▶ **TASK INSTRUCTIONS**: Print the whole listing exactly.

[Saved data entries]
>>>

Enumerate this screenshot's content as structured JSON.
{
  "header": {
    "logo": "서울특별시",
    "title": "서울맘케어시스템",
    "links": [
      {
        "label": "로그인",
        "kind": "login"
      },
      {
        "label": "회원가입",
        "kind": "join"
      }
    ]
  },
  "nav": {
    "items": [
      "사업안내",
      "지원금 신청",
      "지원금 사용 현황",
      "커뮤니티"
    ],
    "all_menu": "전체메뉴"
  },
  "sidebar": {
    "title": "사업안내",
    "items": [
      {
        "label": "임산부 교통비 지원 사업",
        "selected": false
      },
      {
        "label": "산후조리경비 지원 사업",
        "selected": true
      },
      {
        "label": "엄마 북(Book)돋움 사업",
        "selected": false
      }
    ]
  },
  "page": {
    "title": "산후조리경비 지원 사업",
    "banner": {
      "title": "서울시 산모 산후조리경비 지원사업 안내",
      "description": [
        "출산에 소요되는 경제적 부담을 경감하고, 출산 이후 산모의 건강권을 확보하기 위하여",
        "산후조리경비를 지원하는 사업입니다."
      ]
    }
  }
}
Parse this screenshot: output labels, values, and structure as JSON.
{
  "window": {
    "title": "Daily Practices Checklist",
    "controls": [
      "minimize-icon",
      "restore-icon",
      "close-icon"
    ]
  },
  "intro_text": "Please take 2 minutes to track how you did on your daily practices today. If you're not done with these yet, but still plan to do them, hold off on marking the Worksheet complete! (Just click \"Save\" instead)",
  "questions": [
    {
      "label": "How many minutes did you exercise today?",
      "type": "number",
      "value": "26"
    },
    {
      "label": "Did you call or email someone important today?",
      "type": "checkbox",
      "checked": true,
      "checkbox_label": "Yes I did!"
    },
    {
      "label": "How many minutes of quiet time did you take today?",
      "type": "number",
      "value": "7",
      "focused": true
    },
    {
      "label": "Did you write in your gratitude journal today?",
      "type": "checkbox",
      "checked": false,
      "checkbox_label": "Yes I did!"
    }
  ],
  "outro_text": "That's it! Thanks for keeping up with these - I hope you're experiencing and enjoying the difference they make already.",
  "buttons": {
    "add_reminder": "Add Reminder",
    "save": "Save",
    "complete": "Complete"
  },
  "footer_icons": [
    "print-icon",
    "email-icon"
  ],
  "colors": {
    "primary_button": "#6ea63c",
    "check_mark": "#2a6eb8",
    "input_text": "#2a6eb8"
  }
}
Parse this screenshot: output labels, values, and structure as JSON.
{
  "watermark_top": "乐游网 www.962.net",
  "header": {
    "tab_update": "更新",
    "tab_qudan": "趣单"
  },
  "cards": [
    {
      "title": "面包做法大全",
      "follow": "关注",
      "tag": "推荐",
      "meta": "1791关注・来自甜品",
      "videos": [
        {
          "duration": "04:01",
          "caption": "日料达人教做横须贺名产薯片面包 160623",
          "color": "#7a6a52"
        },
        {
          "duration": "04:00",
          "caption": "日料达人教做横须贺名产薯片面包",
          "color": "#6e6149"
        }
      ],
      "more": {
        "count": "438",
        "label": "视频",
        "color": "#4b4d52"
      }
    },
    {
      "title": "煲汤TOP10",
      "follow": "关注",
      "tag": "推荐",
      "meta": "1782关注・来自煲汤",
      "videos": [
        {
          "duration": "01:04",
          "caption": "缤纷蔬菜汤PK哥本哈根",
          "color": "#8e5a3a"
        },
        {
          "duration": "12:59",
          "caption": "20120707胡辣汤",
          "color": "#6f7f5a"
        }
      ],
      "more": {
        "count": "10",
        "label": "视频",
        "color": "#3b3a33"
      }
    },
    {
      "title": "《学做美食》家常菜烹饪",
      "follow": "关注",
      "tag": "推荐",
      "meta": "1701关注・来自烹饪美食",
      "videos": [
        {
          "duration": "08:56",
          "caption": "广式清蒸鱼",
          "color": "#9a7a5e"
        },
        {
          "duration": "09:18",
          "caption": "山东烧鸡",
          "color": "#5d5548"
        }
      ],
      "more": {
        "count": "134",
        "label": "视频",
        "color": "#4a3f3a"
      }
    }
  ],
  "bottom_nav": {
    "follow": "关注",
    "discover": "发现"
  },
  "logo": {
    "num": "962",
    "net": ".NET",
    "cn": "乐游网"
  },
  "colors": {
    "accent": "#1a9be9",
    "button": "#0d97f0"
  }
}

<<<

▶ **TASK RESULT**:
Enumerate this screenshot's content as structured JSON.
{
  "header": {
    "logo": "서울특별시",
    "title": "서울맘케어시스템",
    "links": [
      {
        "label": "로그인",
        "kind": "login"
      },
      {
        "label": "회원가입",
        "kind": "join"
      }
    ]
  },
  "nav": {
    "items": [
      "사업안내",
      "지원금 신청",
      "지원금 사용 현황",
      "커뮤니티"
    ],
    "all_menu": "전체메뉴"
  },
  "sidebar": {
    "title": "사업안내",
    "items": [
      {
        "label": "임산부 교통비 지원 사업",
        "selected": false
      },
      {
        "label": "산후조리경비 지원 사업",
        "selected": true
      },
      {
        "label": "엄마 북(Book)돋움 사업",
        "selected": false
      }
    ]
  },
  "page": {
    "title": "산후조리경비 지원 사업",
    "banner": {
      "title": "서울시 산모 산후조리경비 지원사업 안내",
      "description": [
        "출산에 소요되는 경제적 부담을 경감하고, 출산 이후 산모의 건강권을 확보하기 위하여",
        "산후조리경비를 지원하는 사업입니다."
      ]
    }
  }
}
Parse this screenshot: output labels, values, and structure as JSON.
{
  "window": {
    "title": "Daily Practices Checklist",
    "controls": [
      "minimize-icon",
      "restore-icon",
      "close-icon"
    ]
  },
  "intro_text": "Please take 2 minutes to track how you did on your daily practices today. If you're not done with these yet, but still plan to do them, hold off on marking the Worksheet complete! (Just click \"Save\" instead)",
  "questions": [
    {
      "label": "How many minutes did you exercise today?",
      "type": "number",
      "value": "26"
    },
    {
      "label": "Did you call or email someone important today?",
      "type": "checkbox",
      "checked": true,
      "checkbox_label": "Yes I did!"
    },
    {
      "label": "How many minutes of quiet time did you take today?",
      "type": "number",
      "value": "7",
      "focused": true
    },
    {
      "label": "Did you write in your gratitude journal today?",
      "type": "checkbox",
      "checked": false,
      "checkbox_label": "Yes I did!"
    }
  ],
  "outro_text": "That's it! Thanks for keeping up with these - I hope you're experiencing and enjoying the difference they make already.",
  "buttons": {
    "add_reminder": "Add Reminder",
    "save": "Save",
    "complete": "Complete"
  },
  "footer_icons": [
    "print-icon",
    "email-icon"
  ],
  "colors": {
    "primary_button": "#6ea63c",
    "check_mark": "#2a6eb8",
    "input_text": "#2a6eb8"
  }
}
Parse this screenshot: output labels, values, and structure as JSON.
{
  "watermark_top": "乐游网 www.962.net",
  "header": {
    "tab_update": "更新",
    "tab_qudan": "趣单"
  },
  "cards": [
    {
      "title": "面包做法大全",
      "follow": "关注",
      "tag": "推荐",
      "meta": "1791关注・来自甜品",
      "videos": [
        {
          "duration": "04:01",
          "caption": "日料达人教做横须贺名产薯片面包 160623",
          "color": "#7a6a52"
        },
        {
          "duration": "04:00",
          "caption": "日料达人教做横须贺名产薯片面包",
          "color": "#6e6149"
        }
      ],
      "more": {
        "count": "438",
        "label": "视频",
        "color": "#4b4d52"
      }
    },
    {
      "title": "煲汤TOP10",
      "follow": "关注",
      "tag": "推荐",
      "meta": "1782关注・来自煲汤",
      "videos": [
        {
          "duration": "01:04",
          "caption": "缤纷蔬菜汤PK哥本哈根",
          "color": "#8e5a3a"
        },
        {
          "duration": "12:59",
          "caption": "20120707胡辣汤",
          "color": "#6f7f5a"
        }
      ],
      "more": {
        "count": "10",
        "label": "视频",
        "color": "#3b3a33"
      }
    },
    {
      "title": "《学做美食》家常菜烹饪",
      "follow": "关注",
      "tag": "推荐",
      "meta": "1701关注・来自烹饪美食",
      "videos": [
        {
          "duration": "08:56",
          "caption": "广式清蒸鱼",
          "color": "#9a7a5e"
        },
        {
          "duration": "09:18",
          "caption": "山东烧鸡",
          "color": "#5d5548"
        }
      ],
      "more": {
        "count": "134",
        "label": "视频",
        "color": "#4a3f3a"
      }
    }
  ],
  "bottom_nav": {
    "follow": "关注",
    "discover": "发现"
  },
  "logo": {
    "num": "962",
    "net": ".NET",
    "cn": "乐游网"
  },
  "colors": {
    "accent": "#1a9be9",
    "button": "#0d97f0"
  }
}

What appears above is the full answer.